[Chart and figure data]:
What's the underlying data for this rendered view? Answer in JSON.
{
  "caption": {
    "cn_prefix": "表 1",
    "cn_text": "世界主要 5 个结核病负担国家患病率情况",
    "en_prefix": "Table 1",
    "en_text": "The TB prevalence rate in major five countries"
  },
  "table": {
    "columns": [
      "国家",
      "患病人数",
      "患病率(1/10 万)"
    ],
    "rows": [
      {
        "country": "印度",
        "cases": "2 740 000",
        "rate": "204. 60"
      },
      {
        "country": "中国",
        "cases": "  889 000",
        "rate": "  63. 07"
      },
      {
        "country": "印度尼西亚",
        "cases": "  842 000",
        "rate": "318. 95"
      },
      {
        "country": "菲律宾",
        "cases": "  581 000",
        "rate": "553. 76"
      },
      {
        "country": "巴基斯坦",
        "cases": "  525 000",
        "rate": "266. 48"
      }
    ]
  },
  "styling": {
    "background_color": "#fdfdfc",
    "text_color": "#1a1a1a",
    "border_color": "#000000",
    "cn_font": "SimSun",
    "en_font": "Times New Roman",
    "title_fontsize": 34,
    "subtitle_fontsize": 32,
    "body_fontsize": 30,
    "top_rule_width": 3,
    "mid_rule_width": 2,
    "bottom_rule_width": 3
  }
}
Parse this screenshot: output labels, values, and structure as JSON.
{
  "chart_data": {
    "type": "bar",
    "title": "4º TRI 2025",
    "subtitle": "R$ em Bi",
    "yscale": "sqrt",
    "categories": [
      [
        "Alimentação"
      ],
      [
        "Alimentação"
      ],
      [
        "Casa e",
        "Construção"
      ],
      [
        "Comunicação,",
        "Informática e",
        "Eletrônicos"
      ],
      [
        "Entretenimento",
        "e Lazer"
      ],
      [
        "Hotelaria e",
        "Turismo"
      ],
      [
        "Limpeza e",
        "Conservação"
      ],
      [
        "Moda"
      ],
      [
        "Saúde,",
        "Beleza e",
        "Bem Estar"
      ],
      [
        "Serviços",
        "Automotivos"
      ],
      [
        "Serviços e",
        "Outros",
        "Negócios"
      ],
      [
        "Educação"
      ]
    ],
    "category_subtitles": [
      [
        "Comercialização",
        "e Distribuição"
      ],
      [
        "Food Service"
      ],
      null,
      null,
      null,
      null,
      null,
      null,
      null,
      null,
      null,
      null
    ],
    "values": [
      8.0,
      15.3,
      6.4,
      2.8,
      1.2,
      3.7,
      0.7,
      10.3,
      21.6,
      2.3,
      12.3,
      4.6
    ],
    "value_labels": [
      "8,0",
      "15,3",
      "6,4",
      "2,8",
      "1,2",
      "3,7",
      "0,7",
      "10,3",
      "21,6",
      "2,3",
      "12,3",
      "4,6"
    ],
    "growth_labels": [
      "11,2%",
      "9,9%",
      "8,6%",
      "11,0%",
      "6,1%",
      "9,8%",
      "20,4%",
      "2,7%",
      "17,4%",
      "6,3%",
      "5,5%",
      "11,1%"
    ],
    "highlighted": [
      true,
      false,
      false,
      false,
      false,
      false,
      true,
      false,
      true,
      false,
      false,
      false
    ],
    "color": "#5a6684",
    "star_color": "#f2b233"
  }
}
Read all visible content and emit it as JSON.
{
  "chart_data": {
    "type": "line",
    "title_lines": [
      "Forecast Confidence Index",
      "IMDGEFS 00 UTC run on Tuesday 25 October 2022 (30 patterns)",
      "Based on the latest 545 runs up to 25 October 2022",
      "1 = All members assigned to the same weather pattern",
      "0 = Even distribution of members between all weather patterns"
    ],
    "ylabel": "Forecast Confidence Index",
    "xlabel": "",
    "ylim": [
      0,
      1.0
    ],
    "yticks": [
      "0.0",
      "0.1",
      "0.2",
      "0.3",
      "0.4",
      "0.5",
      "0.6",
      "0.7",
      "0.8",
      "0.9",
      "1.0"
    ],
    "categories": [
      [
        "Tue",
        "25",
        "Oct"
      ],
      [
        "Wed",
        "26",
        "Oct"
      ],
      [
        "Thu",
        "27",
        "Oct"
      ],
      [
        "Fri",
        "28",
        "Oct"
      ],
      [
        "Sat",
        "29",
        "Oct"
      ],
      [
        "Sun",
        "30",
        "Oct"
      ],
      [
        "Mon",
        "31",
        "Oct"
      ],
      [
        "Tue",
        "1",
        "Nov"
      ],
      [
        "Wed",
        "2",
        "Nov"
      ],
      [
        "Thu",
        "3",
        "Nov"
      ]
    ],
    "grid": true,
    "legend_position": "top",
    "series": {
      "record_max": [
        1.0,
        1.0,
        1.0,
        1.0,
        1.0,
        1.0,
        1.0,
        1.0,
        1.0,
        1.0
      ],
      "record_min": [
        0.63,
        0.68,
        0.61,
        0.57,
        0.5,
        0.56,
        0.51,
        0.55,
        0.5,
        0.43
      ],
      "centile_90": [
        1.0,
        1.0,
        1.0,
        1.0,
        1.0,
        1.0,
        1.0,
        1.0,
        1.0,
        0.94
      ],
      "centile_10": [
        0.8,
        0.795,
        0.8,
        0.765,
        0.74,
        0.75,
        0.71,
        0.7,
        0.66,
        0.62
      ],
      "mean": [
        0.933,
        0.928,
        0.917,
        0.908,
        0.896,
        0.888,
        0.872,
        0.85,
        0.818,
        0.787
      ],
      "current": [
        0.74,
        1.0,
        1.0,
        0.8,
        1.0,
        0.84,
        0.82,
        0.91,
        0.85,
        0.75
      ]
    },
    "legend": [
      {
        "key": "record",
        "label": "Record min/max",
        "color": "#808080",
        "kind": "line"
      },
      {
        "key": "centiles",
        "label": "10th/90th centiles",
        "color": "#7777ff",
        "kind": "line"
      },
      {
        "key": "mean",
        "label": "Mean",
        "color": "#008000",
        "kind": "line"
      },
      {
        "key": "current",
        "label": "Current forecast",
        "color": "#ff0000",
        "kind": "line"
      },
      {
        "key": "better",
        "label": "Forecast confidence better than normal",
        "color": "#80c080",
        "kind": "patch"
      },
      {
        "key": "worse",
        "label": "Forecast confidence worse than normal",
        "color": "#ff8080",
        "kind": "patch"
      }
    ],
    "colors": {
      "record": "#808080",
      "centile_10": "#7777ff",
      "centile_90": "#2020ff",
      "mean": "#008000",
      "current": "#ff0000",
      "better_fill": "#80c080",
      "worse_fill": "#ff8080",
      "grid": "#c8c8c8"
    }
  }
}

[Work to do]: Select all lines in the listing that include the word "rate".

[Reply to the task]:
    "en_text": "The TB prevalence rate in major five countries"
        "rate": "204. 60"
        "rate": "  63. 07"
        "rate": "318. 95"
        "rate": "553. 76"
        "rate": "266. 48"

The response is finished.